> Saved entries
##########
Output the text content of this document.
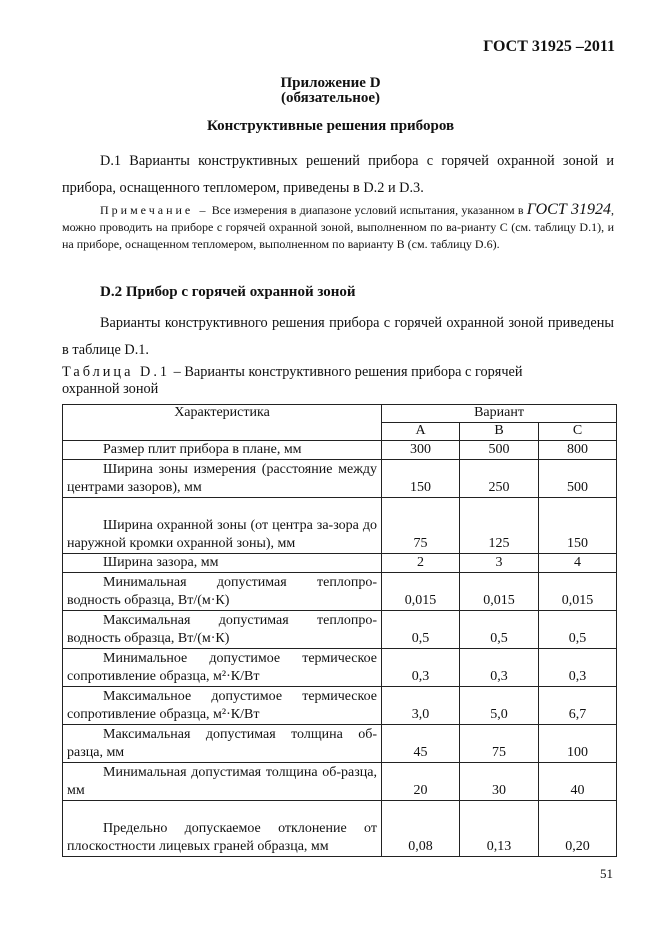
ГОСТ 31925 –2011
Приложение D
(обязательное)
Конструктивные решения приборов
D.1 Варианты конструктивных решений прибора с горячей охранной зоной и прибора, оснащенного тепломером, приведены в D.2 и D.3.
Примечание – Все измерения в диапазоне условий испытания, указанном в ГОСТ 31924, можно проводить на приборе с горячей охранной зоной, выполненном по ва-рианту С (см. таблицу D.1), и на приборе, оснащенном тепломером, выполненном по варианту В (см. таблицу D.6).
D.2 Прибор с горячей охранной зоной
Варианты конструктивного решения прибора с горячей охранной зоной приведены в таблице D.1.
Таблица D.1 – Варианты конструктивного решения прибора с горячей охранной зоной
Характеристика	Вариант		
	A	B	C
Размер плит прибора в плане, мм	300	500	800
Ширина зоны измерения (расстояние между центрами зазоров), мм	150	250	500
Ширина охранной зоны (от центра за-зора до наружной кромки охранной зоны), мм	75	125	150
Ширина зазора, мм	2	3	4
Минимальная допустимая теплопро-водность образца, Вт/(м·К)	0,015	0,015	0,015
Максимальная допустимая теплопро-водность образца, Вт/(м·К)	0,5	0,5	0,5
Минимальное допустимое термическое сопротивление образца, м²·К/Вт	0,3	0,3	0,3
Максимальное допустимое термическое сопротивление образца, м²·К/Вт	3,0	5,0	6,7
Максимальная допустимая толщина об-разца, мм	45	75	100
Минимальная допустимая толщина об-разца, мм	20	30	40
Предельно допускаемое отклонение от плоскостности лицевых граней образца, мм	0,08	0,13	0,20
51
##########
Nothing but the pictures may be dropped; output the records above exactly.

Output the text content of this document.
ГОСТ 31925 –2011
Приложение D
(обязательное)
Конструктивные решения приборов
D.1 Варианты конструктивных решений прибора с горячей охранной зоной и прибора, оснащенного тепломером, приведены в D.2 и D.3.
Примечание – Все измерения в диапазоне условий испытания, указанном в ГОСТ 31924, можно проводить на приборе с горячей охранной зоной, выполненном по ва-рианту С (см. таблицу D.1), и на приборе, оснащенном тепломером, выполненном по варианту В (см. таблицу D.6).
D.2 Прибор с горячей охранной зоной
Варианты конструктивного решения прибора с горячей охранной зоной приведены в таблице D.1.
Таблица D.1 – Варианты конструктивного решения прибора с горячей охранной зоной
Характеристика	Вариант		
	A	B	C
Размер плит прибора в плане, мм	300	500	800
Ширина зоны измерения (расстояние между центрами зазоров), мм	150	250	500
Ширина охранной зоны (от центра за-зора до наружной кромки охранной зоны), мм	75	125	150
Ширина зазора, мм	2	3	4
Минимальная допустимая теплопро-водность образца, Вт/(м·К)	0,015	0,015	0,015
Максимальная допустимая теплопро-водность образца, Вт/(м·К)	0,5	0,5	0,5
Минимальное допустимое термическое сопротивление образца, м²·К/Вт	0,3	0,3	0,3
Максимальное допустимое термическое сопротивление образца, м²·К/Вт	3,0	5,0	6,7
Максимальная допустимая толщина об-разца, мм	45	75	100
Минимальная допустимая толщина об-разца, мм	20	30	40
Предельно допускаемое отклонение от плоскостности лицевых граней образца, мм	0,08	0,13	0,20
51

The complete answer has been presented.